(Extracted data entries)
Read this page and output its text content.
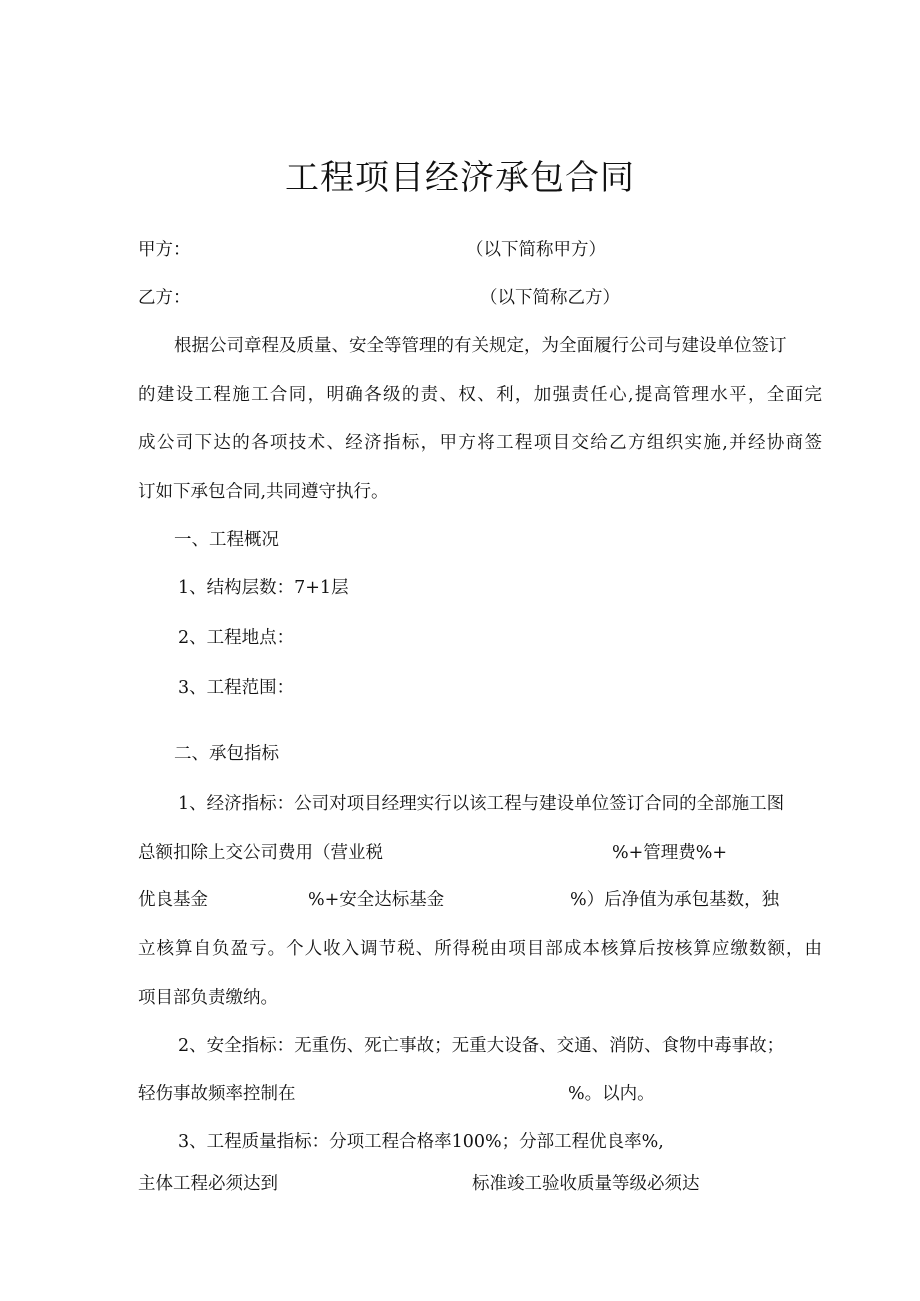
工程项目经济承包合同
甲方：	（以下简称甲方）
乙方：	（以下简称乙方）
根据公司章程及质量、安全等管理的有关规定，为全面履行公司与建设单位签订
的建设工程施工合同，明确各级的责、权、利，加强责任心,提高管理水平，全面完
成公司下达的各项技术、经济指标，甲方将工程项目交给乙方组织实施,并经协商签
订如下承包合同,共同遵守执行。
一、工程概况
1、结构层数：7+1层
2、工程地点：
3、工程范围：
二、承包指标
1、经济指标：公司对项目经理实行以该工程与建设单位签订合同的全部施工图
总额扣除上交公司费用（营业税	%+管理费%+
优良基金	%+安全达标基金	%）后净值为承包基数，独
立核算自负盈亏。个人收入调节税、所得税由项目部成本核算后按核算应缴数额，由
项目部负责缴纳。
2、安全指标：无重伤、死亡事故；无重大设备、交通、消防、食物中毒事故；
轻伤事故频率控制在	%。以内。
3、工程质量指标：分项工程合格率100%；分部工程优良率%,
主体工程必须达到	标准竣工验收质量等级必须达
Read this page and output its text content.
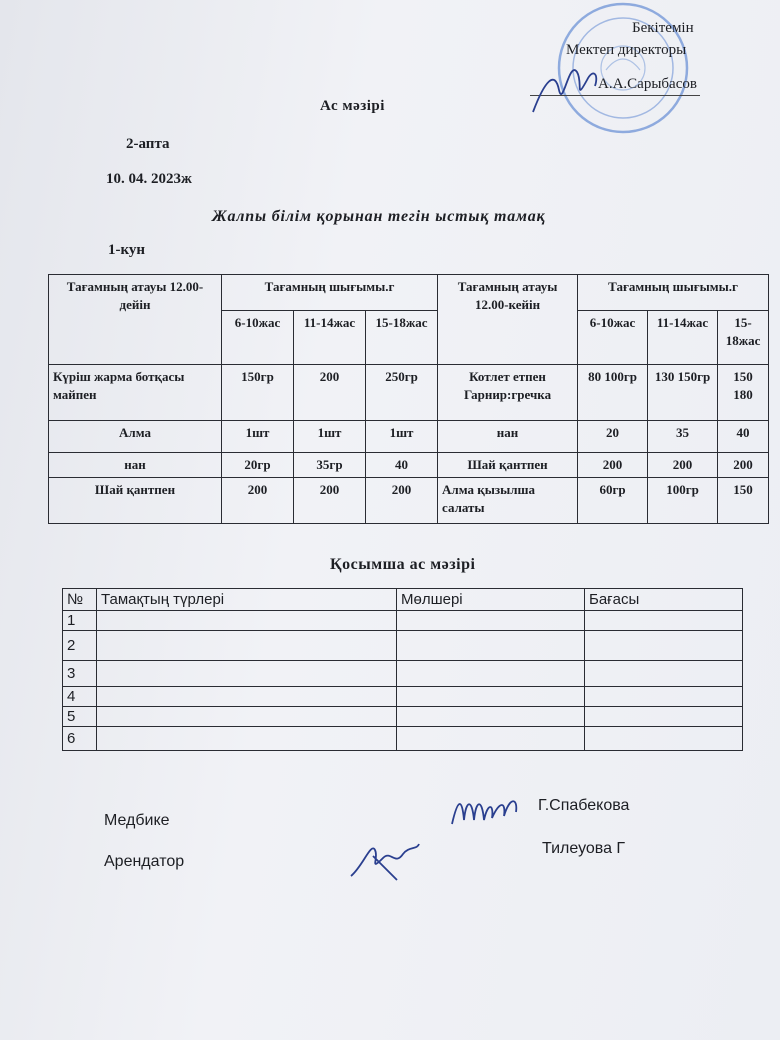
Бекітемін
Мектеп директоры
А.А.Сарыбасов
Ас мәзірі
2-апта
10. 04. 2023ж
Жалпы білім қорынан тегін ыстық тамақ
1-кун
Тағамның атауы 12.00-дейін	Тағамның шығымы.г			Тағамның атауы 12.00-кейін	Тағамның шығымы.г		
	6-10жас	11-14жас	15-18жас		6-10жас	11-14жас	15-18жас
Күріш жарма ботқасы майпен	150гр	200	250гр	Котлет етпен Гарнир:гречка	80 100гр	130 150гр	150 180
Алма	1шт	1шт	1шт	нан	20	35	40
нан	20гр	35гр	40	Шай қантпен	200	200	200
Шай қантпен	200	200	200	Алма қызылша салаты	60гр	100гр	150
Қосымша ас мәзірі
№	Тамақтың түрлері	Мөлшері	Бағасы
1			
2			
3			
4			
5			
6			
Медбике
Г.Спабекова
Арендатор
Тилеуова Г
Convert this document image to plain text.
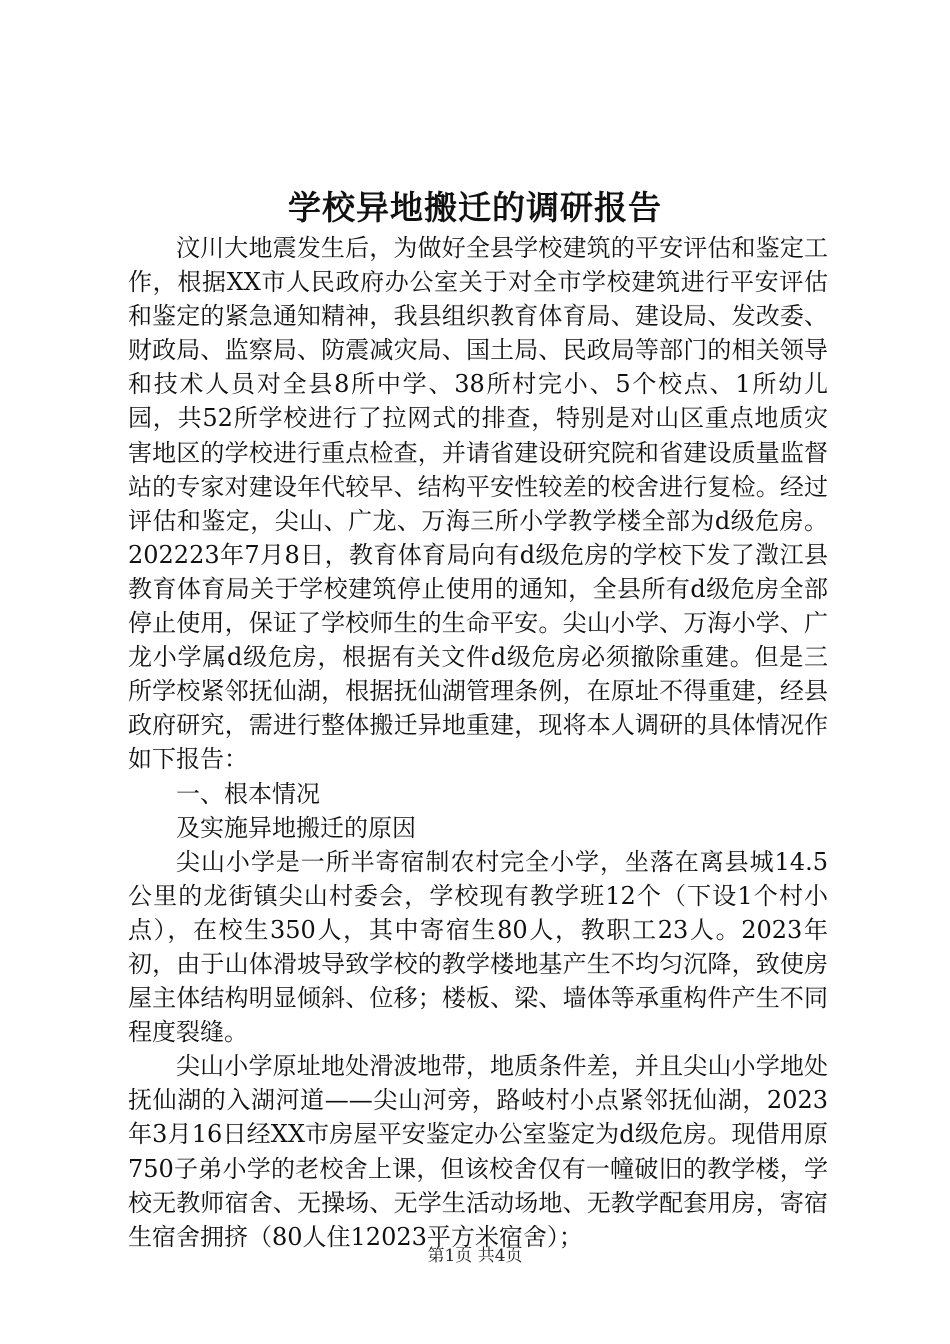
学校异地搬迁的调研报告

汶川大地震发生后，为做好全县学校建筑的平安评估和鉴定工作，根据XX市人民政府办公室关于对全市学校建筑进行平安评估和鉴定的紧急通知精神，我县组织教育体育局、建设局、发改委、财政局、监察局、防震减灾局、国土局、民政局等部门的相关领导和技术人员对全县8所中学、38所村完小、5个校点、1所幼儿园，共52所学校进行了拉网式的排查，特别是对山区重点地质灾害地区的学校进行重点检查，并请省建设研究院和省建设质量监督站的专家对建设年代较早、结构平安性较差的校舍进行复检。经过评估和鉴定，尖山、广龙、万海三所小学教学楼全部为d级危房。202223年7月8日，教育体育局向有d级危房的学校下发了澂江县教育体育局关于学校建筑停止使用的通知，全县所有d级危房全部停止使用，保证了学校师生的生命平安。尖山小学、万海小学、广龙小学属d级危房，根据有关文件d级危房必须撤除重建。但是三所学校紧邻抚仙湖，根据抚仙湖管理条例，在原址不得重建，经县政府研究，需进行整体搬迁异地重建，现将本人调研的具体情况作如下报告：

一、根本情况

及实施异地搬迁的原因

尖山小学是一所半寄宿制农村完全小学，坐落在离县城14.5公里的龙街镇尖山村委会，学校现有教学班12个（下设1个村小点），在校生350人，其中寄宿生80人，教职工23人。2023年初，由于山体滑坡导致学校的教学楼地基产生不均匀沉降，致使房屋主体结构明显倾斜、位移；楼板、梁、墙体等承重构件产生不同程度裂缝。

尖山小学原址地处滑波地带，地质条件差，并且尖山小学地处抚仙湖的入湖河道——尖山河旁，路岐村小点紧邻抚仙湖，2023年3月16日经XX市房屋平安鉴定办公室鉴定为d级危房。现借用原750子弟小学的老校舍上课，但该校舍仅有一幢破旧的教学楼，学校无教师宿舍、无操场、无学生活动场地、无教学配套用房，寄宿生宿舍拥挤（80人住12023平方米宿舍）；

第1页 共4页
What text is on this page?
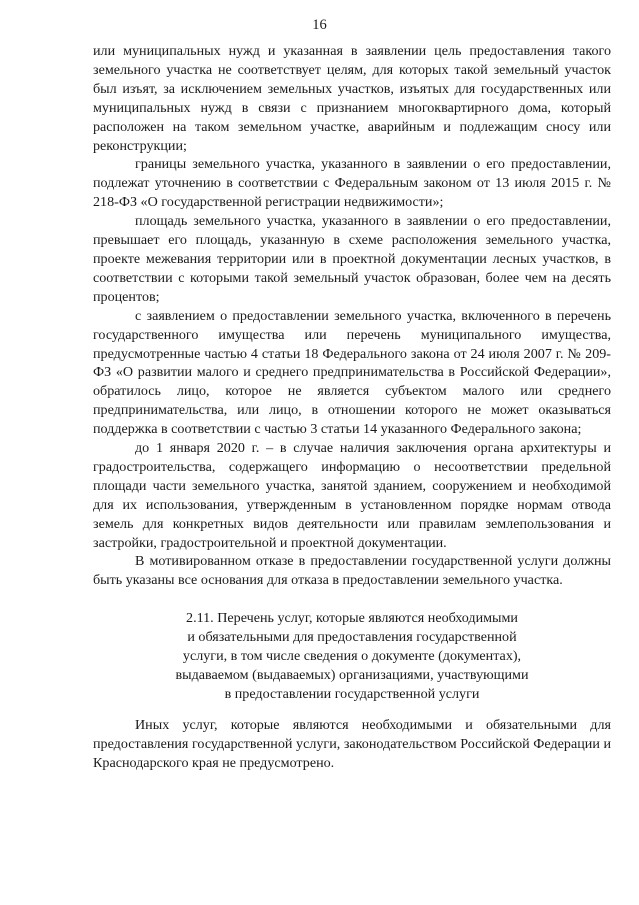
16

или муниципальных нужд и указанная в заявлении цель предоставления такого земельного участка не соответствует целям, для которых такой земельный участок был изъят, за исключением земельных участков, изъятых для государственных или муниципальных нужд в связи с признанием многоквартирного дома, который расположен на таком земельном участке, аварийным и подлежащим сносу или реконструкции;

границы земельного участка, указанного в заявлении о его предоставлении, подлежат уточнению в соответствии с Федеральным законом от 13 июля 2015 г. № 218-ФЗ «О государственной регистрации недвижимости»;

площадь земельного участка, указанного в заявлении о его предоставлении, превышает его площадь, указанную в схеме расположения земельного участка, проекте межевания территории или в проектной документации лесных участков, в соответствии с которыми такой земельный участок образован, более чем на десять процентов;

с заявлением о предоставлении земельного участка, включенного в перечень государственного имущества или перечень муниципального имущества, предусмотренные частью 4 статьи 18 Федерального закона от 24 июля 2007 г. № 209-ФЗ «О развитии малого и среднего предпринимательства в Российской Федерации», обратилось лицо, которое не является субъектом малого или среднего предпринимательства, или лицо, в отношении которого не может оказываться поддержка в соответствии с частью 3 статьи 14 указанного Федерального закона;

до 1 января 2020 г. – в случае наличия заключения органа архитектуры и градостроительства, содержащего информацию о несоответствии предельной площади части земельного участка, занятой зданием, сооружением и необходимой для их использования, утвержденным в установленном порядке нормам отвода земель для конкретных видов деятельности или правилам землепользования и застройки, градостроительной и проектной документации.

В мотивированном отказе в предоставлении государственной услуги должны быть указаны все основания для отказа в предоставлении земельного участка.

2.11. Перечень услуг, которые являются необходимыми
и обязательными для предоставления государственной
услуги, в том числе сведения о документе (документах),
выдаваемом (выдаваемых) организациями, участвующими
в предоставлении государственной услуги

Иных услуг, которые являются необходимыми и обязательными для предоставления государственной услуги, законодательством Российской Федерации и Краснодарского края не предусмотрено.
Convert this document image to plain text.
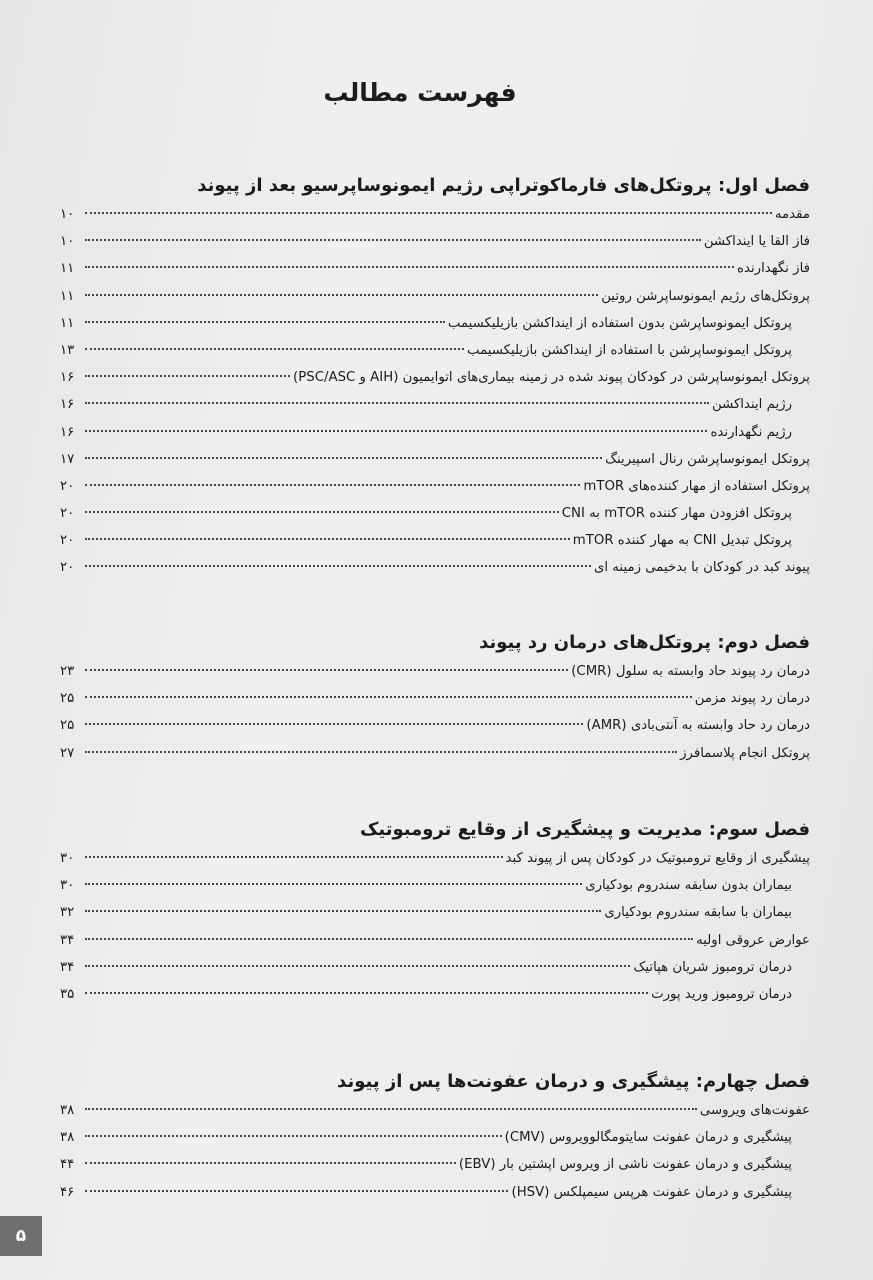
فهرست مطالب
فصل اول: پروتکل‌های فارماکوتراپی رژیم ایمونوساپرسیو بعد از پیوند
مقدمه
۱۰
فاز القا یا اینداکشن
۱۰
فاز نگهدارنده
۱۱
پروتکل‌های رژیم ایمونوساپرشن روتین
۱۱
پروتکل ایمونوساپرشن بدون استفاده از اینداکشن بازیلیکسیمب
۱۱
پروتکل ایمونوساپرشن با استفاده از اینداکشن بازیلیکسیمب
۱۳
پروتکل ایمونوساپرشن در کودکان پیوند شده در زمینه بیماری‌های اتوایمیون (AIH و PSC/ASC)
۱۶
رژیم اینداکشن
۱۶
رژیم نگهدارنده
۱۶
پروتکل ایمونوساپرشن رنال اسپیرینگ
۱۷
پروتکل استفاده از مهار کننده‌های mTOR
۲۰
پروتکل افزودن مهار کننده mTOR به CNI
۲۰
پروتکل تبدیل CNI به مهار کننده mTOR
۲۰
پیوند کبد در کودکان با بدخیمی زمینه ای
۲۰
فصل دوم: پروتکل‌های درمان رد پیوند
درمان رد پیوند حاد وابسته به سلول (CMR)
۲۳
درمان رد پیوند مزمن
۲۵
درمان رد حاد وابسته به آنتی‌بادی (AMR)
۲۵
پروتکل انجام پلاسمافرز
۲۷
فصل سوم: مدیریت و پیشگیری از وقایع ترومبوتیک
پیشگیری از وقایع ترومبوتیک در کودکان پس از پیوند کبد
۳۰
بیماران بدون سابقه سندروم بودکیاری
۳۰
بیماران با سابقه سندروم بودکیاری
۳۲
عوارض عروقی اولیه
۳۴
درمان ترومبوز شریان هپاتیک
۳۴
درمان ترومبوز ورید پورت
۳۵
فصل چهارم: پیشگیری و درمان عفونت‌ها پس از پیوند
عفونت‌های ویروسی
۳۸
پیشگیری و درمان عفونت سایتومگالوویروس (CMV)
۳۸
پیشگیری و درمان عفونت ناشی از ویروس اپشتین بار (EBV)
۴۴
پیشگیری و درمان عفونت هرپس سیمپلکس (HSV)
۴۶
۵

## Instructions for the task:
In the listing, find each line with the string "经济指标" and copy it.

## Solved problem:
成公司下达的各项技术、经济指标，甲方将工程项目交给乙方组织实施,并经协商签
1、经济指标：公司对项目经理实行以该工程与建设单位签订合同的全部施工图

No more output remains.